======== Document passage ========

Capt'n Eli's Root Beer Review

capt'n Eli's Root Beer
Capt's Eli's is much more than just a root beer. It is an encomium to a loved father, a secret family recipe, and a series of graphic novels full of the sea and suspense. 

Capt's Eli's is named after Dr. Eli Forsley, a man who grew up drinking his father's special homemade root beer. Eli served in the US Navy in WWII (where I am guessing the "Capt'n" comes from) and afterward received his doctorate in education and worked to provide homes for mentally disabled veterans. One of Eli's sons got into the brewing business and decided to begin serving the Forsley family's famous root beer at his restaurant in Maine. In 2002 he decided to begin bottling the root beer where it grew even larger in popularity. 

In addition to the interesting background for this root beer, it also has a unique take on marketing. The marketing for Capt'n Eli's revolves largely around a series of comic books: The Undersea Adventures of Capt'n Eli written and illustrated by Jay Piscopo. The graphic novel is a throwback to a much older style of graphic novels, but it also adds some modern twists, making a combination that has led it to growing success. It now has three volumes out, even spawning a crossover volume with Captain Midnight, and the spin-off series The Sea Ghost. Adding to all of this, there have even been action figures released due to its popularity. For the graphic novel lovers, they can be bought at the Capt'n Eli website.

Now to the root beer itself. Immediately after opening, a dark, wintergreen smell hits you. It contains deep, rich notes, stronger than root beers like IBC or Abita. 

The carbonation wears well, mixing the sugar and vanilla tastes. It also helps the pleasant wintergreen aftertaste linger longer, almost like a very mild root beer mint. 

The root beer is smooth with just the right amount of flavor up front that then transfers nicely to back of the mouth and, as I said, lingers with a sweet and wintergreen flavor for the finish. The finish really is quite long-lasting here, leaving a sweet, carmely, vanilla aftertaste that is quite nice. I don't feel like I have to rush to keep drinking in order to keep the flavor in my mouth. It is nice to sit for a few minutes and let the flavor settle until I take another sip. I think it is the wintergreen oil that helps it linger nicely. 

As I drink more, I realize it isn't at rich as I first thought, but is actually more balanced. It tastes light and refreshing in addition to the rich flavors. I don't find it thin or watery, however, as it has a nice feeling in the mouth. 

This is my favorite root beer so far. Once I identified the wintergreen, that flavor was a little overwhelming, but when I can ignore my knowledge of the flavor, it melds nicely with the rest of the drink. For me the strongest part of Eli's is its flavor consistency throughout a draught. It starts nicely, holds on to that flavor, and then lets is linger for you to enjoy for a while. They say there is anise in this but I can hardly taste it, guessing it is masked by the wintergreen and sugar. This is one time where all the marketing is backed up by a quality product.

======== Dataset rows ========

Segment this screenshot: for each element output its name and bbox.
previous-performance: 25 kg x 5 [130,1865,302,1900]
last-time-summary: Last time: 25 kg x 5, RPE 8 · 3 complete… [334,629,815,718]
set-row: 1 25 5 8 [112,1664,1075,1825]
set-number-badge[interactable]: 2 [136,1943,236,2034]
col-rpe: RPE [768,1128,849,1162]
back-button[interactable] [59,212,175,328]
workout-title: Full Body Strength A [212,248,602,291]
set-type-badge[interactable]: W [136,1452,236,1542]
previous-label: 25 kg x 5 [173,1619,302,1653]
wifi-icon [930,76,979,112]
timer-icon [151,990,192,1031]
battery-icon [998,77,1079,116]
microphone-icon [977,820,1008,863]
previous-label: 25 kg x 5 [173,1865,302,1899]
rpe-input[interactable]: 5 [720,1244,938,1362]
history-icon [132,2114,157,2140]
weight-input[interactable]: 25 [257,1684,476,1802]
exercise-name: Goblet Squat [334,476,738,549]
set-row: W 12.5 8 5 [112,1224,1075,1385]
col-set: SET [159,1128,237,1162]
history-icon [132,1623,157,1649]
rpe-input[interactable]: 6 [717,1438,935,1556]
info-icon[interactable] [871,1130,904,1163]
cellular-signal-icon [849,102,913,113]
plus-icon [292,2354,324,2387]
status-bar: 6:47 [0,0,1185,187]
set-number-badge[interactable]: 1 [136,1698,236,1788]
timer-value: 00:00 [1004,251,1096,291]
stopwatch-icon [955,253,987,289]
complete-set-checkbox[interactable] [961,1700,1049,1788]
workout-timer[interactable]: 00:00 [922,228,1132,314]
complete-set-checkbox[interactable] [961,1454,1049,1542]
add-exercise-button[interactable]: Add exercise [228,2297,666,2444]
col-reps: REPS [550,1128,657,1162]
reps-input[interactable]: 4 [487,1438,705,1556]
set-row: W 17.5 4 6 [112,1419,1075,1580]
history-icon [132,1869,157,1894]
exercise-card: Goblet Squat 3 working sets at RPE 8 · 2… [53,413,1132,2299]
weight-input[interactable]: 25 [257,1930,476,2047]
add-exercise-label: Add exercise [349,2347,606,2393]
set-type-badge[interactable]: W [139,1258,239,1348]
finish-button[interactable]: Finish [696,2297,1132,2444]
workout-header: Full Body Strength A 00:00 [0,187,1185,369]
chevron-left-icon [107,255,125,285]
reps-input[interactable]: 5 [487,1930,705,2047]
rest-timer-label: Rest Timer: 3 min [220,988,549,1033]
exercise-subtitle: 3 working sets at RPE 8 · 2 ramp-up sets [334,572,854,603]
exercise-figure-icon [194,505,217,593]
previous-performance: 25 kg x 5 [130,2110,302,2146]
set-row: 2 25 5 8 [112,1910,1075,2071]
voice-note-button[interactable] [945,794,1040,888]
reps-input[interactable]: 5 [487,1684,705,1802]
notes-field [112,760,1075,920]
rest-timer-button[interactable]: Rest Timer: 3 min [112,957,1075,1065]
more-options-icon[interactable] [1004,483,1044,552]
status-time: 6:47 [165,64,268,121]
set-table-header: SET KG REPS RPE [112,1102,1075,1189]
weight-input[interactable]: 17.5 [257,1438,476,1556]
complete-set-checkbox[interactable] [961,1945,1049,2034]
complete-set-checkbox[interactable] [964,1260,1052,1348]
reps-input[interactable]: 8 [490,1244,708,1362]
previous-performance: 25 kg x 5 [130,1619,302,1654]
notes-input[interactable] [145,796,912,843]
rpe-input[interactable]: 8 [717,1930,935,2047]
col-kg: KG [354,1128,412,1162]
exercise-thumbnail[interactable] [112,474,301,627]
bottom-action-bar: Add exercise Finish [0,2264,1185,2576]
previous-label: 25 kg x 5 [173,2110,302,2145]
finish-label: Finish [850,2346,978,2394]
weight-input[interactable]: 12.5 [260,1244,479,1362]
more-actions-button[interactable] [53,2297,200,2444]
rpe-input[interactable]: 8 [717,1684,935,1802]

========

■ What you will do: Transcribe the stretch of the root beer review from "The root beer is" through "in the mouth.".

■ The response:
The root beer is smooth with just the right amount of flavor up front that then transfers nicely to back of the mouth and, as I said, lingers with a sweet and wintergreen flavor for the finish. The finish really is quite long-lasting here, leaving a sweet, carmely, vanilla aftertaste that is quite nice. I don't feel like I have to rush to keep drinking in order to keep the flavor in my mouth. It is nice to sit for a few minutes and let the flavor settle until I take another sip. I think it is the wintergreen oil that helps it linger nicely. 

As I drink more, I realize it isn't at rich as I first thought, but is actually more balanced. It tastes light and refreshing in addition to the rich flavors. I don't find it thin or watery, however, as it has a nice feeling in the mouth.